EXERCISE: Using the listing below, select the lines with the word "interna" and copy them.

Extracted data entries
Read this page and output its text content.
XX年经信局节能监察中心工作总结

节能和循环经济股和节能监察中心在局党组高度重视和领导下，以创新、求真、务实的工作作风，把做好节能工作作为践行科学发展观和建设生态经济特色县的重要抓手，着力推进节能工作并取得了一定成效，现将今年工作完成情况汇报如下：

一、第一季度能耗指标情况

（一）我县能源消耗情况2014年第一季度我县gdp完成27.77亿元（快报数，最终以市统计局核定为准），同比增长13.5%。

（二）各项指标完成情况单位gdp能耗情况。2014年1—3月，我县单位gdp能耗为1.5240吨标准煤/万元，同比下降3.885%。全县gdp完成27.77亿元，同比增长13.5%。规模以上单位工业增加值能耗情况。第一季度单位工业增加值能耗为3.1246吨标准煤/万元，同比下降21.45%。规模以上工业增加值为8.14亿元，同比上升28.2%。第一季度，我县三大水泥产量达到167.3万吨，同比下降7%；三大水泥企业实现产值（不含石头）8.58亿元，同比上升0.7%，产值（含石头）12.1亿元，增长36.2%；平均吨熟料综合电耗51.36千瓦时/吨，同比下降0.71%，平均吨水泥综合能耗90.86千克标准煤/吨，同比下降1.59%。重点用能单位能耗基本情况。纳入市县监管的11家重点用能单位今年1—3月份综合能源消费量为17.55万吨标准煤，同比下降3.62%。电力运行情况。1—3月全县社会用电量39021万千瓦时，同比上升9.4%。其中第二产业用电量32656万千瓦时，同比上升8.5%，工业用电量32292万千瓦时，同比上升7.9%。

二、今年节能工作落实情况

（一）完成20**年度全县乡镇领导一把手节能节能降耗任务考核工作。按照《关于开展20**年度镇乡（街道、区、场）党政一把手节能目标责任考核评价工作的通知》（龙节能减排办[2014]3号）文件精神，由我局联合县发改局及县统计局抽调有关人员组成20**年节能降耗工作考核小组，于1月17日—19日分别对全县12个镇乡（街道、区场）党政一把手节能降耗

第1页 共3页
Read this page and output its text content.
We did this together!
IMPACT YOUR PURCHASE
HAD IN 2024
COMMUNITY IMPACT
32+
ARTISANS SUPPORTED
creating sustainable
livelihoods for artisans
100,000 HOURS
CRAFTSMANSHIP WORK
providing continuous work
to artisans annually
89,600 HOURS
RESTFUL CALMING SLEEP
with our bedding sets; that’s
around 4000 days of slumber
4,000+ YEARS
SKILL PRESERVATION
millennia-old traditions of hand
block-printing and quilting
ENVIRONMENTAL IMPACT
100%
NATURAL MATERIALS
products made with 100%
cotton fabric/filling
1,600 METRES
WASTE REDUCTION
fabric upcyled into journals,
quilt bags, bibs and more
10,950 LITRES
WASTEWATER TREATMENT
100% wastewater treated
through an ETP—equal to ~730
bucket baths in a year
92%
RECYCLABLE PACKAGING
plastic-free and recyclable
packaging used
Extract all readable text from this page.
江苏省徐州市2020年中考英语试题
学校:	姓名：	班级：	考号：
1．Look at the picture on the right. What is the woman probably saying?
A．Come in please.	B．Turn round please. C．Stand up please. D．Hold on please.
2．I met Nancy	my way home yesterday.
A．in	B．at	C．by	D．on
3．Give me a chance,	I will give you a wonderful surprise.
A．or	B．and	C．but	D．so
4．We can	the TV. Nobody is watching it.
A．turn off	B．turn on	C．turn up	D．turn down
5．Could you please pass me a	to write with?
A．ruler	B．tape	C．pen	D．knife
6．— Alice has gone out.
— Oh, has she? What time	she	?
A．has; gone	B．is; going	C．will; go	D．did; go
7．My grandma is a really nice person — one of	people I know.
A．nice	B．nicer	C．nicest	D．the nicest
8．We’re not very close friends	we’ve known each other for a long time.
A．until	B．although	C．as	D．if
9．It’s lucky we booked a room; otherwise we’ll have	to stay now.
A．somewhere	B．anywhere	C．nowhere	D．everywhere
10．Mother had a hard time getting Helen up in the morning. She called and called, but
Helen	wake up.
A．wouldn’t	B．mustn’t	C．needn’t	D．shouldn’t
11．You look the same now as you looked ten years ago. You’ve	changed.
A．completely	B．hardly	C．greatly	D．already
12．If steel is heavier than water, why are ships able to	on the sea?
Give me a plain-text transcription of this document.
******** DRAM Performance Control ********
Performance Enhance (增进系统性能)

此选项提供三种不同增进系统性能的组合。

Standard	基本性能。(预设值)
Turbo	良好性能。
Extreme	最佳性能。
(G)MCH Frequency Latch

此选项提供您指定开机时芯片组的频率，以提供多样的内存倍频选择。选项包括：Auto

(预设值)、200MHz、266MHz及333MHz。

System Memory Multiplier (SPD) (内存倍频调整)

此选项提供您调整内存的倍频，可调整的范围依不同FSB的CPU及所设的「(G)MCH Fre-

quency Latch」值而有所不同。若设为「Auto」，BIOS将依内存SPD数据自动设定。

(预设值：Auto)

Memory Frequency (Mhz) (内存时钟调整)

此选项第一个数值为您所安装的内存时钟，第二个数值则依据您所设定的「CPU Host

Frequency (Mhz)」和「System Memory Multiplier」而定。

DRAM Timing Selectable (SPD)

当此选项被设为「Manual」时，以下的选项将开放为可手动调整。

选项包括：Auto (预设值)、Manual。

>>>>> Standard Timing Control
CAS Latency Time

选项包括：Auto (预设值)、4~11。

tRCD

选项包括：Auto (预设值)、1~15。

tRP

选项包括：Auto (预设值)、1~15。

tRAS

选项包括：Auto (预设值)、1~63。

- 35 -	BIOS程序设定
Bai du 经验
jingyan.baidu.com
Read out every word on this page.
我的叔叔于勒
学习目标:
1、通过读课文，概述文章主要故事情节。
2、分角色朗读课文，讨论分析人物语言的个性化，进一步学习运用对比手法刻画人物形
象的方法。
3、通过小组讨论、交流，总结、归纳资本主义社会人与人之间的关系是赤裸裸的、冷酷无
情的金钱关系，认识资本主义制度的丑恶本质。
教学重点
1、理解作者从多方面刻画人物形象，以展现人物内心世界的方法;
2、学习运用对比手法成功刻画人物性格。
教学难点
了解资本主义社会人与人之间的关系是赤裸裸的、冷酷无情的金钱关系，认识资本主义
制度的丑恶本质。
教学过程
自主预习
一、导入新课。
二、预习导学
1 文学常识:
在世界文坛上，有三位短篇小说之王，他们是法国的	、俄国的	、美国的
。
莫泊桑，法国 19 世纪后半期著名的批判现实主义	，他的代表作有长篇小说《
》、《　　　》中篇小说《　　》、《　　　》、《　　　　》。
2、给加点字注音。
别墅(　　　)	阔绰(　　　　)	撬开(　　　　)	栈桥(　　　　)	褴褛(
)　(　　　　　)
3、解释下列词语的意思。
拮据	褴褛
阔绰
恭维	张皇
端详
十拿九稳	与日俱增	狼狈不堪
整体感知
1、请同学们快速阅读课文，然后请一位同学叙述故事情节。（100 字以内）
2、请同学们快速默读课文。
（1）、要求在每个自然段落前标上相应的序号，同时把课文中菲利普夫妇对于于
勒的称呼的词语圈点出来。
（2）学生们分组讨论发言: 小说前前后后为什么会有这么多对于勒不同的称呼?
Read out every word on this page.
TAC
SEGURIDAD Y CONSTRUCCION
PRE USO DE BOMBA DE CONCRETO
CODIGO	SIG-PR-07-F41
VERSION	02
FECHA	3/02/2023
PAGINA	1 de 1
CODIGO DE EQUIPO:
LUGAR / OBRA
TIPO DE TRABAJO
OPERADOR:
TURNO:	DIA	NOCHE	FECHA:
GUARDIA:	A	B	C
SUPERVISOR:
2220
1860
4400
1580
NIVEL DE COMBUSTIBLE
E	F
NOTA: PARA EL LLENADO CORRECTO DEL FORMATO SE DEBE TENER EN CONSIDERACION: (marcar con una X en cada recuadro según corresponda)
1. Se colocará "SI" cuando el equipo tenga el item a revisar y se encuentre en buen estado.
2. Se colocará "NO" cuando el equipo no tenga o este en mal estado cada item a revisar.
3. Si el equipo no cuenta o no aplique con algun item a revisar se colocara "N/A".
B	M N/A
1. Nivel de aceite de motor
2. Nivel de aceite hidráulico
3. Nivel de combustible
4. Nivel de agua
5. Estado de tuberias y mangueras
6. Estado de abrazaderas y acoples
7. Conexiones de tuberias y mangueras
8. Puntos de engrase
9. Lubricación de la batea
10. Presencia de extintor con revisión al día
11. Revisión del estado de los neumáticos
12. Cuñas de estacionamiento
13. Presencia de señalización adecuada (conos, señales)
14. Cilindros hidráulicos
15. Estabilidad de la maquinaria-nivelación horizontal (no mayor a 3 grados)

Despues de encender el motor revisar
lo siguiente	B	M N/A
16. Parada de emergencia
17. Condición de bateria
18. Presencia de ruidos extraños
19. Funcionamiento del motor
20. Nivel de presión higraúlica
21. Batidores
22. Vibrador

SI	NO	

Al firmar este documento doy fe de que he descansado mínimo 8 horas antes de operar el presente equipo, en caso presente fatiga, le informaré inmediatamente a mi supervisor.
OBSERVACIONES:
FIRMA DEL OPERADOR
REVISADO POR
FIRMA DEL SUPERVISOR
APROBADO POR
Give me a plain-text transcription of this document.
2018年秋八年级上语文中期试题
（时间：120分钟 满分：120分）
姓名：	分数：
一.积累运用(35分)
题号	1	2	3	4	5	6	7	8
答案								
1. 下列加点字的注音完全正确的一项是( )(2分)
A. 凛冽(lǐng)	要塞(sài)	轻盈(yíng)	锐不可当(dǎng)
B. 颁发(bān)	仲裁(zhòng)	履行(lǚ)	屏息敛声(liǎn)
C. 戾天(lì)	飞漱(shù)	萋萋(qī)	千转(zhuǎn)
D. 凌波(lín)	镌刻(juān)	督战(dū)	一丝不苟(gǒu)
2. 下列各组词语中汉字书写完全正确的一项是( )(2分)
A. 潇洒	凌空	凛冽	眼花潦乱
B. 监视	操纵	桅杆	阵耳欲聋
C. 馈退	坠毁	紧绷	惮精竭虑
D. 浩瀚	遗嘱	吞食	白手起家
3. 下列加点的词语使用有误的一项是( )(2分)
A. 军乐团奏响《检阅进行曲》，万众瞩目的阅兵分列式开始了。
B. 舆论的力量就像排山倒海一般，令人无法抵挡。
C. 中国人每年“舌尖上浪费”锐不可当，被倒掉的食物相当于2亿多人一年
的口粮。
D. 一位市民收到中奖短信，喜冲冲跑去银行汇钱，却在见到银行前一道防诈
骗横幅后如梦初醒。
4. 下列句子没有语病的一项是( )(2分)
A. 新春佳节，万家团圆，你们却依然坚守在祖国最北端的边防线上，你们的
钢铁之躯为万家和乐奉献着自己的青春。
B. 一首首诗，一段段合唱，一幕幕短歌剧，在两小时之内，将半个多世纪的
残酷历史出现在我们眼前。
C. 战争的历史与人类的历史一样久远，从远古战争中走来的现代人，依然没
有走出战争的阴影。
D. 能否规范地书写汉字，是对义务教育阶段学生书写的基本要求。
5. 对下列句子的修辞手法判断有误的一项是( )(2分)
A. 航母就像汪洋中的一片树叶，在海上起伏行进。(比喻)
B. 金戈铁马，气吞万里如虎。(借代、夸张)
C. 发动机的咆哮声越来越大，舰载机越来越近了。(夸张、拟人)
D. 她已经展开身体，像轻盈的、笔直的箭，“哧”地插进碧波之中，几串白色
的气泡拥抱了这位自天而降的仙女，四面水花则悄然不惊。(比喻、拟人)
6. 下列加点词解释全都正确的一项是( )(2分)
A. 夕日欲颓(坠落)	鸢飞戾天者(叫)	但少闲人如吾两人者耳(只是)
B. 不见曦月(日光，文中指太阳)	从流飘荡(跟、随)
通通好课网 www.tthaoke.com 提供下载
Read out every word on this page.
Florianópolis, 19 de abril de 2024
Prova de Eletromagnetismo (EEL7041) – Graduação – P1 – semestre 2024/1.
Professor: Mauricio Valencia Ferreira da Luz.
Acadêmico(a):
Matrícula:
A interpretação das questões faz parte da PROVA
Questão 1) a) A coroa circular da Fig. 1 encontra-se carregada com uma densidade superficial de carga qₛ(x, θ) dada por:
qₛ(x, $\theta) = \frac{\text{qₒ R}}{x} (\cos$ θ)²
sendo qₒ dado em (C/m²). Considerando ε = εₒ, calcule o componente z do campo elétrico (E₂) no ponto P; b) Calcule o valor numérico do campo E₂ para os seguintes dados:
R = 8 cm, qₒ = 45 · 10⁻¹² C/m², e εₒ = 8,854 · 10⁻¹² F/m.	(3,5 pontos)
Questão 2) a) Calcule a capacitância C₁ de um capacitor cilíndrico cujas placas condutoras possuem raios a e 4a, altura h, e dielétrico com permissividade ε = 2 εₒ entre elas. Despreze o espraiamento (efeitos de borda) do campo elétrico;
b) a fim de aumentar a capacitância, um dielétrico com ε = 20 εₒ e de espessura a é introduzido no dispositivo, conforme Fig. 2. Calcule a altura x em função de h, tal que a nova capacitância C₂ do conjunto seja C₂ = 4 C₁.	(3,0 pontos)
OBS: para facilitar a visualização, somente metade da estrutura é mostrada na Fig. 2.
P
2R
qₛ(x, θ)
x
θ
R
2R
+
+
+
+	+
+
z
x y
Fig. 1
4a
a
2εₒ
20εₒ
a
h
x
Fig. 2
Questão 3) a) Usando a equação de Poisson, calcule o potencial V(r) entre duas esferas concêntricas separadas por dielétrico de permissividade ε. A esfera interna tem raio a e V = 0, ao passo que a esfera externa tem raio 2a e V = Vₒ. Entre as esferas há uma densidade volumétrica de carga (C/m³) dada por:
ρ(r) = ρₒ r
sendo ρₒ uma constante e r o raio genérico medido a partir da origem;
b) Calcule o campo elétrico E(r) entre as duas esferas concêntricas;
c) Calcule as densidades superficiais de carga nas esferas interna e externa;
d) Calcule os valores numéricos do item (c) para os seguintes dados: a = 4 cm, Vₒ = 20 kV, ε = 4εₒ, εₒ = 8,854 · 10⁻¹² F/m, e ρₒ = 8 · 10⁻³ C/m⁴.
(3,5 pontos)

THE RESPONSE:
Questão 3) a) Usando a equação de Poisson, calcule o potencial V(r) entre duas esferas concêntricas separadas por dielétrico de permissividade ε. A esfera interna tem raio a e V = 0, ao passo que a esfera externa tem raio 2a e V = Vₒ. Entre as esferas há uma densidade volumétrica de carga (C/m³) dada por:
c) Calcule as densidades superficiais de carga nas esferas interna e externa;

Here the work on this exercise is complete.